> _BRIEF_:
Tally the lines holding the word "from" and state the count by itself.

> _EXTRACTED RECORDS_:
+ + + + + + +

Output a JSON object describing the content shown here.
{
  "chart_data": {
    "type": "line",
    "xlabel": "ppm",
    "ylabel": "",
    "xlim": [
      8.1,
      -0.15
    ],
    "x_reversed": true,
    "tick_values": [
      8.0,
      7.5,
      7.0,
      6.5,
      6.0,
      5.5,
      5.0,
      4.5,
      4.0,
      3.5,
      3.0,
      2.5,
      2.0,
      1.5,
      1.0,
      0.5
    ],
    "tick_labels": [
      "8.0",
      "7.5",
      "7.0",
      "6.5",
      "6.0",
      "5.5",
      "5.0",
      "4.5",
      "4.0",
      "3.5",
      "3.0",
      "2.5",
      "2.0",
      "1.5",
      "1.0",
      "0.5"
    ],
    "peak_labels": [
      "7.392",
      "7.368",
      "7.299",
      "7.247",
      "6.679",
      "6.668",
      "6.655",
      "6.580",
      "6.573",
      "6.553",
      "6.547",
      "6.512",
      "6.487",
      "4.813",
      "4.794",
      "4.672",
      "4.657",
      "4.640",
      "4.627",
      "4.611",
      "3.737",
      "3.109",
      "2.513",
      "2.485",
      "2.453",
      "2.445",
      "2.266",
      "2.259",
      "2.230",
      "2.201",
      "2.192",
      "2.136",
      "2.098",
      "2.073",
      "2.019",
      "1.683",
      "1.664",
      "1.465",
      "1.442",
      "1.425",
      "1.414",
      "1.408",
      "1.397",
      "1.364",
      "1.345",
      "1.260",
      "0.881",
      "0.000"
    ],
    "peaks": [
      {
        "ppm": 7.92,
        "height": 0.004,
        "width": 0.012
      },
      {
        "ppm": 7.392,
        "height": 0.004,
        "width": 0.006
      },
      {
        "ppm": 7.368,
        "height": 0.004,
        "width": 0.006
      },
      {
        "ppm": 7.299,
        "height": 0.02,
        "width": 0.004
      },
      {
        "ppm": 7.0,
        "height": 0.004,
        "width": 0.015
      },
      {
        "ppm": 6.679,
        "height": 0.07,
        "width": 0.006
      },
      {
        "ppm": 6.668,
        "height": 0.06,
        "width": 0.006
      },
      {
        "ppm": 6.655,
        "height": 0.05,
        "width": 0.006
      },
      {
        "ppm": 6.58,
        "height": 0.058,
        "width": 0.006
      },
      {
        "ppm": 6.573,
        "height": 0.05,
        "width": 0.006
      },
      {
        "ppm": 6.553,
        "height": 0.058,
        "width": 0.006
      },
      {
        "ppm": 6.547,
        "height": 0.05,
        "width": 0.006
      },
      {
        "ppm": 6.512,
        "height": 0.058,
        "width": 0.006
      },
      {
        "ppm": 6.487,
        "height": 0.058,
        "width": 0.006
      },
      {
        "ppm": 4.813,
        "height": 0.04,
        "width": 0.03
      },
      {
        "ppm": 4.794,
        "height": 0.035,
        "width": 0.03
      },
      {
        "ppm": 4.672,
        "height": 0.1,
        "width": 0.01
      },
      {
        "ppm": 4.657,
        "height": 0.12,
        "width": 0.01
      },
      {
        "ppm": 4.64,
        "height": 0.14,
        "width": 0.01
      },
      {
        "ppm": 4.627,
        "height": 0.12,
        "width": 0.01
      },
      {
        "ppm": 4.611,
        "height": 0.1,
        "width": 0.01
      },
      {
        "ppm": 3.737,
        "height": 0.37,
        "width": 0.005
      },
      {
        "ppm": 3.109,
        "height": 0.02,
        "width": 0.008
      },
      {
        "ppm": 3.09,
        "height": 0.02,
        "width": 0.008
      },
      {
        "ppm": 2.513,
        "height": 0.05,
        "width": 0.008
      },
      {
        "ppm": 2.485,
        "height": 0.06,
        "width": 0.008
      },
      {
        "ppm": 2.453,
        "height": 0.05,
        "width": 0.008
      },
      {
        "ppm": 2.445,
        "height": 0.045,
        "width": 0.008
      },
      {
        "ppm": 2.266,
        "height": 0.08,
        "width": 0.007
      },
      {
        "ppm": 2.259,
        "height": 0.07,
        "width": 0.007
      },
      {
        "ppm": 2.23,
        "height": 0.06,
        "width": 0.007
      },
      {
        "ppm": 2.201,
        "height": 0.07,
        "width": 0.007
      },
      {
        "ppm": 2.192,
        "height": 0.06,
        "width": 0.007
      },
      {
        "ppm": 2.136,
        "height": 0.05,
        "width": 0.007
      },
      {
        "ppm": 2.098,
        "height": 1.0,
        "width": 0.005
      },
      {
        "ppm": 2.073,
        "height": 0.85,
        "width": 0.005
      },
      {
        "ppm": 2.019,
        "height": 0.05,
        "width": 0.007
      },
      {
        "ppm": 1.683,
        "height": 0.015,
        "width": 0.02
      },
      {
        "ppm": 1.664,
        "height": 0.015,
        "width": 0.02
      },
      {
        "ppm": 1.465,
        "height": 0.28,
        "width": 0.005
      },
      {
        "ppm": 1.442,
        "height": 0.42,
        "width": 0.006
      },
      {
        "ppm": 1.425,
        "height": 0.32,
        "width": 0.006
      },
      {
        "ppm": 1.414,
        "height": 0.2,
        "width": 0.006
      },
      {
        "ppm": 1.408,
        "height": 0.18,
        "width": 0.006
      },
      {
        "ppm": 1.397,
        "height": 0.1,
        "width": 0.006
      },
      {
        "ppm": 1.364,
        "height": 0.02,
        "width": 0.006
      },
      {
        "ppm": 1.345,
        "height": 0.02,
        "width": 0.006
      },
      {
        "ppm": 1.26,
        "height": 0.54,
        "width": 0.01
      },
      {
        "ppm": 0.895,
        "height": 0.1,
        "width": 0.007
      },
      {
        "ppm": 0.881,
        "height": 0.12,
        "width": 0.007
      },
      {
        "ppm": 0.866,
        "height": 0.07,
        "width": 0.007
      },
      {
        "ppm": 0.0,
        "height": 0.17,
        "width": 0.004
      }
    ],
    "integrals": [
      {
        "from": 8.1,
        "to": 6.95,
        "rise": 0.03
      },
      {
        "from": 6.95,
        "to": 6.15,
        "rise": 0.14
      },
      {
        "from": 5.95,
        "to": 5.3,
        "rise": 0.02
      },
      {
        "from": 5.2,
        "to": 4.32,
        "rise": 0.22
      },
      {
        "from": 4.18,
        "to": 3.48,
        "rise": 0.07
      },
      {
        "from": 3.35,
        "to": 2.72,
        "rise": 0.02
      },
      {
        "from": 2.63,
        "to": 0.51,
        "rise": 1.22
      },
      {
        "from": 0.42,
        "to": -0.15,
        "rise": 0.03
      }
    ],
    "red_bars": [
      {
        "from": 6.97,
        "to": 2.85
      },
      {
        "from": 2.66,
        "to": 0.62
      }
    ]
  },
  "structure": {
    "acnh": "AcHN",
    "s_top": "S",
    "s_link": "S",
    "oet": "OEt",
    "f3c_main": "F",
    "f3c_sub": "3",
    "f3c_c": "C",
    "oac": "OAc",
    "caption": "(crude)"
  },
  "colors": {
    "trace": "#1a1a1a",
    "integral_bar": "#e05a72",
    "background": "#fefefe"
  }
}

+ + + + + + +

> _COMPLETED EXERCISE_:
10